Start Page text

The worst thing about Hot Wheels is

when you get up in the night
for a pee and you tread on one.

Or Lego.

Or an upturned plug.

No, Lego's worse. Why?

Because an upturned plug is big.
Lego hides in the carpets.

You can't see it.

Is there anything worse than an
upturned plug for treading on

in the middle of the night?

A land mine.

LAUGHTER

A tiger? Your house, James...
I know something worse.

Dog BLEEP? I was about to say...

LAUGHTER

It's the, "Ow-splat!"

If you have a lot of dogs, it can happen.

You have horses in your house.

I did. On occasion, yes, it has happened.

Have you ever trodden in some horse
manure? Possibly, unbeknownst to me.

I just had a warm foot.

Anyway, if you want a full size
model of a toy car,

it's basically a Camaro with Hot
Wheels written on it, it's ?40,000.

But it will be worth more
if you keep it in the box.

LAUGHTER

Ooh, now, business news.

Yes. Important business news.

Classic car values have been
shooting through the roof

in recent years and months
and I think I know why.

If you put your life savings
in a bank, what is it nowadays,

half a percent interest?

So if you put ?25,000 life savings
in the bank you get...

125 quid.

It is about 125 quid a year
back in interest.

Now, if you'd have bought ten years ago

an E-Type Jag for ?25,000, it would
now be worth ?80,000.

?80,000, and you'd have had
an E-Type to drive around in,

cos you can't drive around in a bank
statement. Makes perfect sense.

And there's no tax presumably on the
profit on a car? No, there isn't.

On a car, you can sell it
and not pay any tax on it.

But there's quite a lot of cars doing
that. Ferrari 275 GTS.

If you bought one of those
ten years ago, ?130,000,

now half a million in ten years. I know.

It's staggering how cars have gone up.

The difficult thing is knowing
what to pick next,

spotting what's going to do that.

Talk to me. Really?

So, Jeremy, what's going to be...?

I once bought a BMW
three-litre CSL for ?3,000.

They're now worth 40, 50? Easily.
How much did you sell yours for?

1,500 quid.

LAUGHTER

I am the man you turn to.
Come on, your top tip.

Subaru Impreza probably!

LAUGHTER

We ought to take this quite seriously

because we could actually dispense
sound financial advice.

A car I've noticed has gone up
a lot in recent years

is the Rolls Royce Corniche.

Yeah, like the one you've got, James.

How much is it worth now, James?
About a million pounds. Is it?

That's nothing compared to
the Mercedes 600 Grosser.

Ah, such as the one you've got,
Jeremy. ?1 billion.

Really? A billion pounds?

It's now a billion to buy one of those.

If anybody's interested,
give me a shout after the show.

You know the old Maserati Quattroporte?

We all agreed on this actually. It
was one of the most want-one cars.

You just got in and wanted
one of these. Fantastic thing.

For me, though,
the only problem with it was,

I thought its headlights were
a bit too small.

They were out of proportion.

End Page text

*Job 1*
In the car show transcript, why is Lego said to be worse than an upturned plug to step on?
*Job 2*
Sum up the car show transcript in two sentences.
*Job 3*
Copy the car show transcript between "Have you ever" and "in the box.", inclusive.

Start Recorded information

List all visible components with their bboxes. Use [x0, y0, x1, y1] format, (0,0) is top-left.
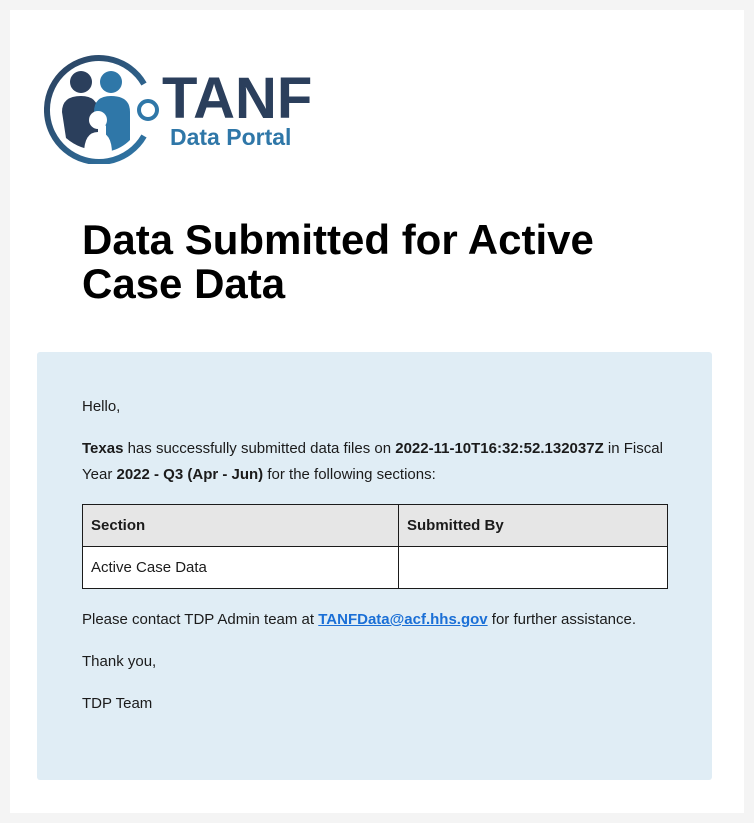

End Recorded information

*Exercise answer 1*
An upturned plug is big, while Lego hides in the carpets where you can't see it.

*Exercise answer 2*
The speakers joke about the worst things to step on in the night, such as Hot Wheels, Lego and upturned plugs. They then talk about how classic car values have shot up in recent years, beating the small interest a bank pays, and trade tips on which cars have gone up the most.

*Exercise answer 3*
Have you ever trodden in some horse
manure? Possibly, unbeknownst to me.

I just had a warm foot.

Anyway, if you want a full size
model of a toy car,

it's basically a Camaro with Hot
Wheels written on it, it's ?40,000.

But it will be worth more
if you keep it in the box.